◆ Exercise instructions ◆
Without changing a character, return the entries, but not the images they hold.

◆ Provided data ◆
# # # #

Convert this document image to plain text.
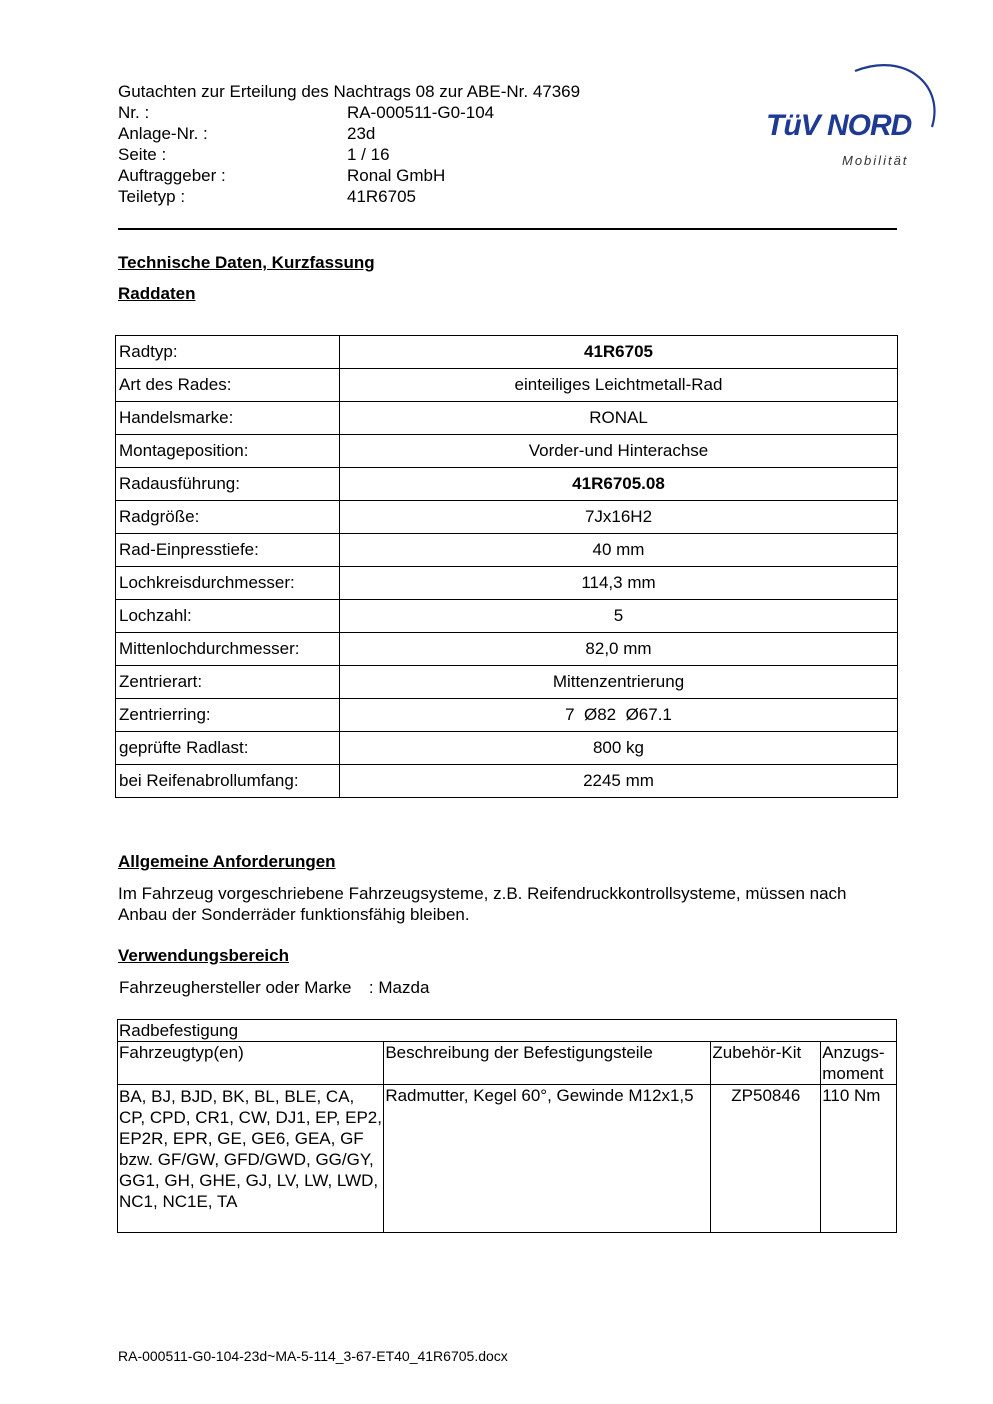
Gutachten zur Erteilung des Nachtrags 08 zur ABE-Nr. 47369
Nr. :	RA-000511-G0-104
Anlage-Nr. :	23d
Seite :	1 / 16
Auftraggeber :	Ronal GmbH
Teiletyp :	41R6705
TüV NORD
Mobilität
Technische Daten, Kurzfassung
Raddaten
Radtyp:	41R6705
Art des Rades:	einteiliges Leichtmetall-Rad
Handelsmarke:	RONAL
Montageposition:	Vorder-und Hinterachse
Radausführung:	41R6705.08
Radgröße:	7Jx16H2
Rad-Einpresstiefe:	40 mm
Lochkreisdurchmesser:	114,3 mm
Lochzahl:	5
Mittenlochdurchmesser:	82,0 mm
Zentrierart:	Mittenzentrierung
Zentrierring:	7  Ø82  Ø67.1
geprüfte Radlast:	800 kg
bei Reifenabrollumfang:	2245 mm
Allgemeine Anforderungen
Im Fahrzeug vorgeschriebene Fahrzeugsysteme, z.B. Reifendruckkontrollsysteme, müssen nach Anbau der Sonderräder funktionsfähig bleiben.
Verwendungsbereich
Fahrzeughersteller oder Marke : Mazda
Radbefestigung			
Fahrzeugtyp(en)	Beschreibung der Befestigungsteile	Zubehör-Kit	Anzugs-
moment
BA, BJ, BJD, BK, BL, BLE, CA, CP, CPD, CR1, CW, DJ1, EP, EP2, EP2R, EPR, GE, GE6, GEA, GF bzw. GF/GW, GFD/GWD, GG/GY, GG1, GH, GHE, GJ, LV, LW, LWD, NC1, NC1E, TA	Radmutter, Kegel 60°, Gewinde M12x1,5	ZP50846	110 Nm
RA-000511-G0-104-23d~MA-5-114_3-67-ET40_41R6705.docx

# # # #

◆ Task response ◆
Convert this document image to plain text.
Gutachten zur Erteilung des Nachtrags 08 zur ABE-Nr. 47369
Nr. :	RA-000511-G0-104
Anlage-Nr. :	23d
Seite :	1 / 16
Auftraggeber :	Ronal GmbH
Teiletyp :	41R6705
TüV NORD
Mobilität
Technische Daten, Kurzfassung
Raddaten
Radtyp:	41R6705
Art des Rades:	einteiliges Leichtmetall-Rad
Handelsmarke:	RONAL
Montageposition:	Vorder-und Hinterachse
Radausführung:	41R6705.08
Radgröße:	7Jx16H2
Rad-Einpresstiefe:	40 mm
Lochkreisdurchmesser:	114,3 mm
Lochzahl:	5
Mittenlochdurchmesser:	82,0 mm
Zentrierart:	Mittenzentrierung
Zentrierring:	7  Ø82  Ø67.1
geprüfte Radlast:	800 kg
bei Reifenabrollumfang:	2245 mm
Allgemeine Anforderungen
Im Fahrzeug vorgeschriebene Fahrzeugsysteme, z.B. Reifendruckkontrollsysteme, müssen nach Anbau der Sonderräder funktionsfähig bleiben.
Verwendungsbereich
Fahrzeughersteller oder Marke : Mazda
Radbefestigung			
Fahrzeugtyp(en)	Beschreibung der Befestigungsteile	Zubehör-Kit	Anzugs-
moment
BA, BJ, BJD, BK, BL, BLE, CA, CP, CPD, CR1, CW, DJ1, EP, EP2, EP2R, EPR, GE, GE6, GEA, GF bzw. GF/GW, GFD/GWD, GG/GY, GG1, GH, GHE, GJ, LV, LW, LWD, NC1, NC1E, TA	Radmutter, Kegel 60°, Gewinde M12x1,5	ZP50846	110 Nm
RA-000511-G0-104-23d~MA-5-114_3-67-ET40_41R6705.docx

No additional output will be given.